[Begin Information supplied]
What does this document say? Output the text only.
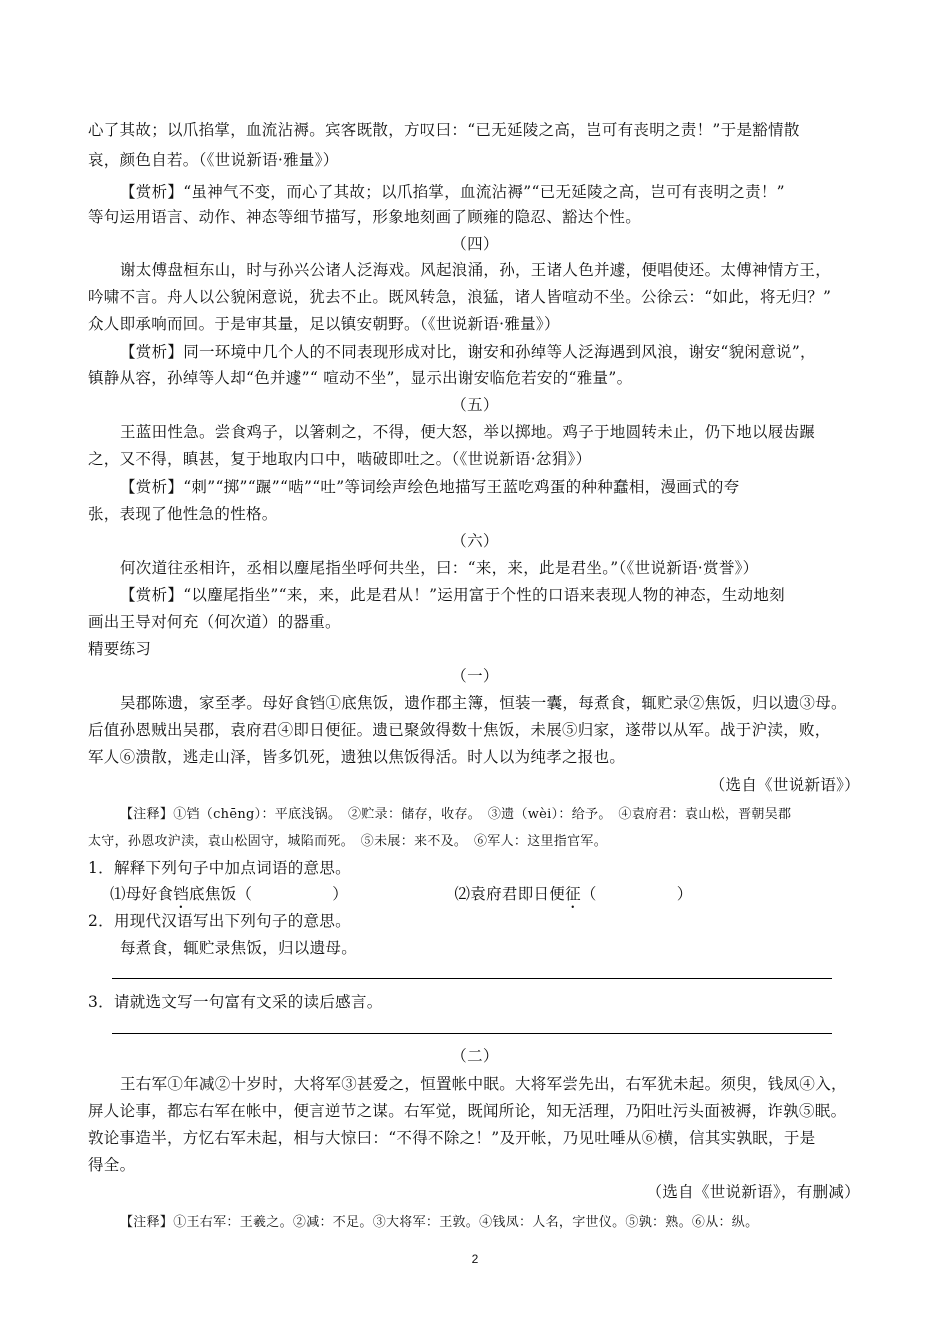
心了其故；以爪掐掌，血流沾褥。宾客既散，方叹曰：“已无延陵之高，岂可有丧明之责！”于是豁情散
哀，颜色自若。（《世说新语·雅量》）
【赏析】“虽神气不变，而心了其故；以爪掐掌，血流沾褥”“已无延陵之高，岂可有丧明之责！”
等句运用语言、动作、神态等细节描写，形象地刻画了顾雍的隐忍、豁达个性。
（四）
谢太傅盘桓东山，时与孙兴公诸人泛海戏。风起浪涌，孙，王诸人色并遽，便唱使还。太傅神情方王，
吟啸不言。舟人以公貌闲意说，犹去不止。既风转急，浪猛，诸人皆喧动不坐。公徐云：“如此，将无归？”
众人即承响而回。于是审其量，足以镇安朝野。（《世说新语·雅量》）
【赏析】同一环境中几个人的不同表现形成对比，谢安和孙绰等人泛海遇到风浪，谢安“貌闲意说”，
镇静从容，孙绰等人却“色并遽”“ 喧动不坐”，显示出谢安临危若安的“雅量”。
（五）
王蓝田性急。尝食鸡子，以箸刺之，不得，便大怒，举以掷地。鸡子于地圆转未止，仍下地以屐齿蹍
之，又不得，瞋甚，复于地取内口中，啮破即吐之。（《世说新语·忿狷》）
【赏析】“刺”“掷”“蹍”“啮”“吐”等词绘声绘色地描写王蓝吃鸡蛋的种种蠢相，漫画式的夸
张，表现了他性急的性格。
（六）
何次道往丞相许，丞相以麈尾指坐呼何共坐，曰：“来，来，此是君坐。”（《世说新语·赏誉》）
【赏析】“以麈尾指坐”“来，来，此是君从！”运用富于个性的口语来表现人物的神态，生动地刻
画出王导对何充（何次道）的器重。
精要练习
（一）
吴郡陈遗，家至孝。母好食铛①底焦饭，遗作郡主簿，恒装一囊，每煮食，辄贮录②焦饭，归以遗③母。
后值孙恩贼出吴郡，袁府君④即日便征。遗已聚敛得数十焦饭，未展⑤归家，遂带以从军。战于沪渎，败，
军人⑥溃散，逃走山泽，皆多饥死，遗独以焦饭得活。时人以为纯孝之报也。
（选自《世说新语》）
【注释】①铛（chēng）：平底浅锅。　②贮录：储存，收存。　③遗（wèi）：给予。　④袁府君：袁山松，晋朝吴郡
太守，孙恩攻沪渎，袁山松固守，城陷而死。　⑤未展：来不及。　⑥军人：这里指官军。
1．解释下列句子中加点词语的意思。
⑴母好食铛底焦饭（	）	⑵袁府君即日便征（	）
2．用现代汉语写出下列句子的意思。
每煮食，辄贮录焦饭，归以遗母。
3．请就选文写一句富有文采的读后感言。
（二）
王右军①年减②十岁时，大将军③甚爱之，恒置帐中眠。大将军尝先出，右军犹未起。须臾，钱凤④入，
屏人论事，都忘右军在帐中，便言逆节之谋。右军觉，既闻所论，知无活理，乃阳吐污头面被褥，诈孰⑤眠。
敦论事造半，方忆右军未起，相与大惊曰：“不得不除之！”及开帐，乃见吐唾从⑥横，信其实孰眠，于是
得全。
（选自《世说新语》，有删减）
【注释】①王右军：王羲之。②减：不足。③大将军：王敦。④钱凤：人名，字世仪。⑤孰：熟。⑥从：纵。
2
[End Information supplied]
## What you need to do:
In the records above, locate the lines holding the word "世说新语". Copy each of them.

## Solution below:
哀，颜色自若。（《世说新语·雅量》）
众人即承响而回。于是审其量，足以镇安朝野。（《世说新语·雅量》）
之，又不得，瞋甚，复于地取内口中，啮破即吐之。（《世说新语·忿狷》）
何次道往丞相许，丞相以麈尾指坐呼何共坐，曰：“来，来，此是君坐。”（《世说新语·赏誉》）
（选自《世说新语》）
（选自《世说新语》，有删减）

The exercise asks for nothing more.